» TEXT SEGMENT:
______________________________

Axillary granular parakeratosis


AGP, also known as intertriginous granular parakeratosis, is a rare benign acquired disorder of keratinization thought to result from an error in epidermal differentiation.

Granular parakeratosis (GP) is used to describe the presentation in body areas other than the axillae, such as the groin, chest, or neck.

Typically presents as erythematous, violaceous, or brown papules that occasionally coalesce into plaques.

Lesions can be pruritic and friable, with a relatively chronic course.

Can persist for several months or resolve spontaneously, but recurrence is common.

Etiology is unknown.

Possible causes include: irritant or allergic contact reactions directed against a component of a deodorant or antiperspirant, excessive use of creams, excessive sweating, obesity, and a protective mechanism in humid body regions exposed to mechanical irritation.

______________________________

» DATA SUPPLIED:
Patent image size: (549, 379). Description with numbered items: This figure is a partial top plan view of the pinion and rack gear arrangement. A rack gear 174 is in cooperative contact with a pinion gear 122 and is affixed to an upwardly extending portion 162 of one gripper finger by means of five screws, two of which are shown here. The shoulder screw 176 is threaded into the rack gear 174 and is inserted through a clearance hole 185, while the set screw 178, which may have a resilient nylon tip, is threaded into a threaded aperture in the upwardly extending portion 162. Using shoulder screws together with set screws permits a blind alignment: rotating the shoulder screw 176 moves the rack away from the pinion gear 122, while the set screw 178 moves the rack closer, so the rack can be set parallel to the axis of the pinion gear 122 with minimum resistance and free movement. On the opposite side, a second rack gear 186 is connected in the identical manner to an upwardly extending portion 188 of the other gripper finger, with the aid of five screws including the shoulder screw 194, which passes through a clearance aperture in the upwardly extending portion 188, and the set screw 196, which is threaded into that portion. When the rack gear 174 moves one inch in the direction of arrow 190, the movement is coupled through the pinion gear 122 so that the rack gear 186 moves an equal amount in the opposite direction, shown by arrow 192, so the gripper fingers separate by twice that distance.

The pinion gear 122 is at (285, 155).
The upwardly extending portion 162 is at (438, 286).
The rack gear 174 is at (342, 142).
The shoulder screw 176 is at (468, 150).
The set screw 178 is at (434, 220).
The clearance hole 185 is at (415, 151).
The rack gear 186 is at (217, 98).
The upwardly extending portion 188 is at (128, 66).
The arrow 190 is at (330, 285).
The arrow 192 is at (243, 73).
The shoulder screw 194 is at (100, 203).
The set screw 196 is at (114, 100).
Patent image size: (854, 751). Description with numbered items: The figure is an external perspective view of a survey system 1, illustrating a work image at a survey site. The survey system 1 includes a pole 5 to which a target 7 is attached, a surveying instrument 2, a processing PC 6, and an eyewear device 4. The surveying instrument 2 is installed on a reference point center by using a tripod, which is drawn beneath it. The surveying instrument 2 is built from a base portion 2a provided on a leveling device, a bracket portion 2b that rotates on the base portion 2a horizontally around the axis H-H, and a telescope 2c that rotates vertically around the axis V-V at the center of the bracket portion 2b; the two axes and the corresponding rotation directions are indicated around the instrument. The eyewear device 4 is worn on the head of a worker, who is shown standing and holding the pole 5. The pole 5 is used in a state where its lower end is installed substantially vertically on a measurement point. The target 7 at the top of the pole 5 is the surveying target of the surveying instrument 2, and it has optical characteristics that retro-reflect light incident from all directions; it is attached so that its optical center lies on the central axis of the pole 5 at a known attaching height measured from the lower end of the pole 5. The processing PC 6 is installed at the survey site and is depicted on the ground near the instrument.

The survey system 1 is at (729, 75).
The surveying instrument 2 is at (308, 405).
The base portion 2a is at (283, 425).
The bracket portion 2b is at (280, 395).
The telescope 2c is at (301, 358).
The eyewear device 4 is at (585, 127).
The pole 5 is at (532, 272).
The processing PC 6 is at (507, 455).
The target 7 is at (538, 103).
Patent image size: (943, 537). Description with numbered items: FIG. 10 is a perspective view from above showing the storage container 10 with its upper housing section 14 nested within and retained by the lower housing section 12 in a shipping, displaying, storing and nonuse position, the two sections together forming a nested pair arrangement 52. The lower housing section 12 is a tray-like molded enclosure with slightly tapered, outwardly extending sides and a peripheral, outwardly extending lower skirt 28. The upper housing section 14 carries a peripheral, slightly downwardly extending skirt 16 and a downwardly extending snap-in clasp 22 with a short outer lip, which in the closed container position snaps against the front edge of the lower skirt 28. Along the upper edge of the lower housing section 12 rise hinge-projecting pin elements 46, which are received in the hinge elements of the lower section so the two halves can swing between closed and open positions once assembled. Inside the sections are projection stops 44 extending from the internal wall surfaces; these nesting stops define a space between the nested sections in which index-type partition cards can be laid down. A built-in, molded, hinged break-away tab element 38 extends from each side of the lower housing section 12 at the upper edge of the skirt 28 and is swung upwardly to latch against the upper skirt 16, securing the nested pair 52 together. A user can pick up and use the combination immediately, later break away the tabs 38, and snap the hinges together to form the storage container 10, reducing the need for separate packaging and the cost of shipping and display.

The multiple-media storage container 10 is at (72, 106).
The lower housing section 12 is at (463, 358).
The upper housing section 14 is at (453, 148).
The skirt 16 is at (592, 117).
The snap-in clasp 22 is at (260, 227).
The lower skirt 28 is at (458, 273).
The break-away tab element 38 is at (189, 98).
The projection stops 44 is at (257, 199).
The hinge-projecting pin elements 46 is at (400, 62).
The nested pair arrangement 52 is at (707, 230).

______________________________

» YOUR INSTRUCTIONS:
Go on with the text on axillary granular parakeratosis from the point where it stops. The listing has nothing to do with the text on axillary granular parakeratosis.

» ANSWER TO THE PROBLEM:
Can occur in individuals of all ages and both sexes.

More common in women between 40 and 60 years of age.

Has a female-to-male ratio of 25:1.

Associated with diaper use, excessive washing, and use of topical zinc oxide.

It occurs in all races and ethnicities.

Variants include follicular GP, which is confined to the follicle, and GP of the eccrine ostia, which has been associated with sweating or high temperatures.

In anecdotal case reports, GP has been associated with dermatomyositis, molluscum contagiosum, and cancer.